» Description of the task
State only the number of lines that include "BofA".

» Dataset extract
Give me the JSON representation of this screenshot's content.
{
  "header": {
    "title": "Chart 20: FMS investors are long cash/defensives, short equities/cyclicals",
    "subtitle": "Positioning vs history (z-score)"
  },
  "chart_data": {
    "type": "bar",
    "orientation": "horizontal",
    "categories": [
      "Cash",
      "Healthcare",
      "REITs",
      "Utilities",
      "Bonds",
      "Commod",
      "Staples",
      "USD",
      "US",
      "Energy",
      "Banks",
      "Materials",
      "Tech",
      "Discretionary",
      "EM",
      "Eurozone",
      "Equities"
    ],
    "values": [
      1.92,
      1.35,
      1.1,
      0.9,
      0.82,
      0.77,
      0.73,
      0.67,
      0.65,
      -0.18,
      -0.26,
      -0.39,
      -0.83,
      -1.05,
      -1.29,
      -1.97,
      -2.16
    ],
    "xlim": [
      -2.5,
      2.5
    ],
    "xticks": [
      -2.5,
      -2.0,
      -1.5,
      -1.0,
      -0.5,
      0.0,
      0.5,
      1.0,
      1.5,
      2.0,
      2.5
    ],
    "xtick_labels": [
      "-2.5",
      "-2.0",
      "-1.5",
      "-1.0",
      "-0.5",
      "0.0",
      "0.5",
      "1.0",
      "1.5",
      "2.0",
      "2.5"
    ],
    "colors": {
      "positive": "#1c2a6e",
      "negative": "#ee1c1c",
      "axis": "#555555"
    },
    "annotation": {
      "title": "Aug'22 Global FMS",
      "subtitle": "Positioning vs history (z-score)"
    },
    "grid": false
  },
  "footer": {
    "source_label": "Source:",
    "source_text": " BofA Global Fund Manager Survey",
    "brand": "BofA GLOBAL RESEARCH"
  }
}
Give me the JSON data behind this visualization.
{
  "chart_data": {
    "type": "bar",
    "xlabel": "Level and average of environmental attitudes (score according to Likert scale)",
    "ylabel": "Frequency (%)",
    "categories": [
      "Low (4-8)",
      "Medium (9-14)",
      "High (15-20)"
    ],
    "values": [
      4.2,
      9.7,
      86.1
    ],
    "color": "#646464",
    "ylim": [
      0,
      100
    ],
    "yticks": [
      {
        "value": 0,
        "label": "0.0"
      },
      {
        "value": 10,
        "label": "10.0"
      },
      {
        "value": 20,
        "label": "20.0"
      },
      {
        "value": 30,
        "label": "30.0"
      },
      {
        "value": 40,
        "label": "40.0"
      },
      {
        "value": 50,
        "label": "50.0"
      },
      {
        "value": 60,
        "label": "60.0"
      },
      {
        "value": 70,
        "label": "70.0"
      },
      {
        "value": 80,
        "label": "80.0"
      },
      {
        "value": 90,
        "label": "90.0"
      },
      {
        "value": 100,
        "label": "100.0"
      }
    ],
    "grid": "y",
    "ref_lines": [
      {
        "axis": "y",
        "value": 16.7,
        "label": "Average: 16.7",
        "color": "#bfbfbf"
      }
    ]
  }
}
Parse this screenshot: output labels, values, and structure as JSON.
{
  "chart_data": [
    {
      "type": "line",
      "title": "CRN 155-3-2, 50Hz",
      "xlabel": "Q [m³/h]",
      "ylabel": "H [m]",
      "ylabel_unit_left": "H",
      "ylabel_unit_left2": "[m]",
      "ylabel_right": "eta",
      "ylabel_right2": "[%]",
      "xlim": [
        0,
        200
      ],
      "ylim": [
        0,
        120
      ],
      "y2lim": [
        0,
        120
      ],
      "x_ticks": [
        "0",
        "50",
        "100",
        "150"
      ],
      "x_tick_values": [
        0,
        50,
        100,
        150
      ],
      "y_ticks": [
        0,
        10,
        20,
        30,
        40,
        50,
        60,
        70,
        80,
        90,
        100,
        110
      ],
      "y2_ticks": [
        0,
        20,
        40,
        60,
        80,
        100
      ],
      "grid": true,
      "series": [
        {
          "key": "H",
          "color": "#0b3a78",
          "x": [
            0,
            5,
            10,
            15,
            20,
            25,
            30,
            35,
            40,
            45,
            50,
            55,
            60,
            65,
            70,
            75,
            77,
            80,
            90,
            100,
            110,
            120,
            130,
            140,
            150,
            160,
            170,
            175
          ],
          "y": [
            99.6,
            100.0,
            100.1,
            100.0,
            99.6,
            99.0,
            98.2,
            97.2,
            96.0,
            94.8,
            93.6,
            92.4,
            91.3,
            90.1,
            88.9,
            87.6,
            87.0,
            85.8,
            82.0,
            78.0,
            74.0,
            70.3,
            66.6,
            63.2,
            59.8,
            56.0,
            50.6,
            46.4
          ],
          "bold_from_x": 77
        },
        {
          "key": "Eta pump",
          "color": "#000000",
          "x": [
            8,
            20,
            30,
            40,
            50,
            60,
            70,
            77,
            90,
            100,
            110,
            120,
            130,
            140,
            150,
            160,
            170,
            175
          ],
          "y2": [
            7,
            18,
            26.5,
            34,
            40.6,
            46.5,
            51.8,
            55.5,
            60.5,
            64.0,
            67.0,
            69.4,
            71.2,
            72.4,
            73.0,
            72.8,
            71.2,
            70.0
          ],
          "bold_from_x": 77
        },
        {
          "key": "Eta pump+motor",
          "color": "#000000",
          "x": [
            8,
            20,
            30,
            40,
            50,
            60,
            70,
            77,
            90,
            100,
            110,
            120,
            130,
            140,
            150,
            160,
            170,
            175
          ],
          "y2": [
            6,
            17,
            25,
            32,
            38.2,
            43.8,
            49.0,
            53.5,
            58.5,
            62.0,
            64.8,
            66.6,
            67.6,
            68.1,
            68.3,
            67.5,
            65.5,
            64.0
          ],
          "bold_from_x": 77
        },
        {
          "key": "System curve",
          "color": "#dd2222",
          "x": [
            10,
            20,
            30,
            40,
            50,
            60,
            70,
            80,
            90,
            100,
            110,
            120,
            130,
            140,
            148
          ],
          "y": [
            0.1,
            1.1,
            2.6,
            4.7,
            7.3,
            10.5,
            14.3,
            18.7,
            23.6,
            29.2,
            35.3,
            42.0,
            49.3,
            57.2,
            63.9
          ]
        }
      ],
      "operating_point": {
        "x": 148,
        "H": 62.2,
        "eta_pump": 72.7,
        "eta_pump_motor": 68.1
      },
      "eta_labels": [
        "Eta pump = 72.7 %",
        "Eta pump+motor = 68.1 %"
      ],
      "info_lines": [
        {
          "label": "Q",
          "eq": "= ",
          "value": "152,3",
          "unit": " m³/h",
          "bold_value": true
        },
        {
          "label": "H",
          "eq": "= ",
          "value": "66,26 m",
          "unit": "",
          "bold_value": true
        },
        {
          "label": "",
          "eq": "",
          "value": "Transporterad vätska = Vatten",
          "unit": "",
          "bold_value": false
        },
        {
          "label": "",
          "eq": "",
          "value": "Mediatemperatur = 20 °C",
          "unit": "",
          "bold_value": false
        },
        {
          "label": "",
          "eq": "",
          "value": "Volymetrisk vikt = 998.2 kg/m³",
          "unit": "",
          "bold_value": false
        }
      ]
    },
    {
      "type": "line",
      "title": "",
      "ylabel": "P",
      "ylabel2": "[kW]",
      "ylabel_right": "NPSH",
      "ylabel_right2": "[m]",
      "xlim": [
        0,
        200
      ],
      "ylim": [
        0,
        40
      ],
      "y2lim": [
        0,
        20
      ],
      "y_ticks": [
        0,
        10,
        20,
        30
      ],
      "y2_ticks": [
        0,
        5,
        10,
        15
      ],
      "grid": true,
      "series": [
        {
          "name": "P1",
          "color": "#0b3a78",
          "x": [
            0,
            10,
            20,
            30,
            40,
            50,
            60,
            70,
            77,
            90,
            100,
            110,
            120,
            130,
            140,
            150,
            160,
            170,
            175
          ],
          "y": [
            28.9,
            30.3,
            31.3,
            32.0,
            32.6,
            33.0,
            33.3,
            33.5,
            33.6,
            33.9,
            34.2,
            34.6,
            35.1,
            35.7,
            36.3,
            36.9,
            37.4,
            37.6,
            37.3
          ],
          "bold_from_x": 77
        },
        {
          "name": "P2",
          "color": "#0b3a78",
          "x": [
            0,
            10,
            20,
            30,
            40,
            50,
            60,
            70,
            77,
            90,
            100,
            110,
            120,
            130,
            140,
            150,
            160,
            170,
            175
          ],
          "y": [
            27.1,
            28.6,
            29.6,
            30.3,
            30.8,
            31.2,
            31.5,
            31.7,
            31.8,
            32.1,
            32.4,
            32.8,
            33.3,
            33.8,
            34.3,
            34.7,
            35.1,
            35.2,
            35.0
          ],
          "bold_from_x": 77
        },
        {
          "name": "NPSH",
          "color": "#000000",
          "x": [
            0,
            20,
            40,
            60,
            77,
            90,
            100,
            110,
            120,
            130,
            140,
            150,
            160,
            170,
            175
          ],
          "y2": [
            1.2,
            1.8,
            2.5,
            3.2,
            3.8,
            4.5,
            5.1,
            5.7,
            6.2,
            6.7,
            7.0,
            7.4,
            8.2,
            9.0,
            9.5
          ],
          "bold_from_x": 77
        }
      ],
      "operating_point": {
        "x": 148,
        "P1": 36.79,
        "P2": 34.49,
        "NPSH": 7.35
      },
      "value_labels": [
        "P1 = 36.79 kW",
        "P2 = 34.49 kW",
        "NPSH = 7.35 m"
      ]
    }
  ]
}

» Answer to the exercise
2